__Exercise prompt__
Determine which lines contain the word "objetivos", then copy those lines.
________________________
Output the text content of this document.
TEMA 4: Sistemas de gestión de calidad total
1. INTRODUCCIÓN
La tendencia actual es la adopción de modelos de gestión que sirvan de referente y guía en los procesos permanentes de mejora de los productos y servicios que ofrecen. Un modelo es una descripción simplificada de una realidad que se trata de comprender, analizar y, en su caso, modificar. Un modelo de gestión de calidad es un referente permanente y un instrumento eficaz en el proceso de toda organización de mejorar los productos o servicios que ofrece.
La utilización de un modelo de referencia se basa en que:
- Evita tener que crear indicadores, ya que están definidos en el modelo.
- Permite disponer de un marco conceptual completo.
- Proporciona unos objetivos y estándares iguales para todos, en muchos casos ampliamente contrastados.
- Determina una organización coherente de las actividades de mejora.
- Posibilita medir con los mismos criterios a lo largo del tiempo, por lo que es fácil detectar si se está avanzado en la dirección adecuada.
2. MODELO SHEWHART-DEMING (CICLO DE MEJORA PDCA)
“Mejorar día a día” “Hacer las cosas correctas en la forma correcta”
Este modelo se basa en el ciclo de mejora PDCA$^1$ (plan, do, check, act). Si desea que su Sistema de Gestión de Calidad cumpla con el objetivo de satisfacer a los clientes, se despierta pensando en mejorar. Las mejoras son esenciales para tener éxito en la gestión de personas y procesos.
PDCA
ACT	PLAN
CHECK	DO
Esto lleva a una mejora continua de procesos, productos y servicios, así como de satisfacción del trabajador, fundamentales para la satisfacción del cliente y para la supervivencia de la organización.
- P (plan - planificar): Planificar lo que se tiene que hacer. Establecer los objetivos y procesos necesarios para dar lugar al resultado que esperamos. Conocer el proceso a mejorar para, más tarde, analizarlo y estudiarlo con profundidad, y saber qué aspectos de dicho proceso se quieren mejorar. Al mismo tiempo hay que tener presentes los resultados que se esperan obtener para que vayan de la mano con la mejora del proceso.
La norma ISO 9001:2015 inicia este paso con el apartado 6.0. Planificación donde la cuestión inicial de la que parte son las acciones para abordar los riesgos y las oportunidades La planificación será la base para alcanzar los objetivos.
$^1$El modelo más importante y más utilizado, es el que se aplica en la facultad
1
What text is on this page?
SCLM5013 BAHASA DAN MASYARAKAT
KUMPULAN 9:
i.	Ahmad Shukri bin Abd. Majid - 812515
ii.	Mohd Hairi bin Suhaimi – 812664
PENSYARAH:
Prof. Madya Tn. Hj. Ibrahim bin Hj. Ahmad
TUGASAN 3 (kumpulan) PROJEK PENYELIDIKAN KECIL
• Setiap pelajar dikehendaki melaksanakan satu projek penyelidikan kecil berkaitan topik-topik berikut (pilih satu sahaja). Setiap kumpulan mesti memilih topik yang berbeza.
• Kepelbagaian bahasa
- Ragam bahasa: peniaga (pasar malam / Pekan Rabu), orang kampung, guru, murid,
________________________
__Written answer__
- Proporciona unos objetivos y estándares iguales para todos, en muchos casos ampliamente contrastados.
- P (plan - planificar): Planificar lo que se tiene que hacer. Establecer los objetivos y procesos necesarios para dar lugar al resultado que esperamos. Conocer el proceso a mejorar para, más tarde, analizarlo y estudiarlo con profundidad, y saber qué aspectos de dicho proceso se quieren mejorar. Al mismo tiempo hay que tener presentes los resultados que se esperan obtener para que vayan de la mano con la mejora del proceso.
La norma ISO 9001:2015 inicia este paso con el apartado 6.0. Planificación donde la cuestión inicial de la que parte son las acciones para abordar los riesgos y las oportunidades La planificación será la base para alcanzar los objetivos.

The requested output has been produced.